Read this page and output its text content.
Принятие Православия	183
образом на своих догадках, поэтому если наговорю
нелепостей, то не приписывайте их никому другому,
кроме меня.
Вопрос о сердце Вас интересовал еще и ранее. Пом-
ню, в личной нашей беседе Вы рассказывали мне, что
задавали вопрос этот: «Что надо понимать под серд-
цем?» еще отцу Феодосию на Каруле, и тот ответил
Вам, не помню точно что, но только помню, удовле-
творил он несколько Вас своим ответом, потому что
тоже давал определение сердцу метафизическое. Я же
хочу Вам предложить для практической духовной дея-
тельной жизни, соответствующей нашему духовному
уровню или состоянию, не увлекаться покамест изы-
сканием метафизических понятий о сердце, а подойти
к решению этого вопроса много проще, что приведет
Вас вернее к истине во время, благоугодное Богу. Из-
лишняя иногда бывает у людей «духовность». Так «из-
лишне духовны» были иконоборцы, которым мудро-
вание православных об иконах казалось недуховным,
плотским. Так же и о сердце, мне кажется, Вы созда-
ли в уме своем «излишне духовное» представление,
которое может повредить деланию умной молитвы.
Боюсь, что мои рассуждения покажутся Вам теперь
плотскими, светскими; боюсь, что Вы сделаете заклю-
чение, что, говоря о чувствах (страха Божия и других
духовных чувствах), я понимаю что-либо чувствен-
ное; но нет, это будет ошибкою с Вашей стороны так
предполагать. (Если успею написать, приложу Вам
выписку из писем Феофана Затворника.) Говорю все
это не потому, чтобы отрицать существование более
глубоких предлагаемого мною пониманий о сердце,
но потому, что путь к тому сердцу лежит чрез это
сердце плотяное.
------------------------
*Exercise prompt:* From the entries above, list each line with "сердцу" in it.

*Reply to the exercise:*
тоже давал определение сердцу метафизическое. Я же
но потому, что путь к тому сердцу лежит чрез это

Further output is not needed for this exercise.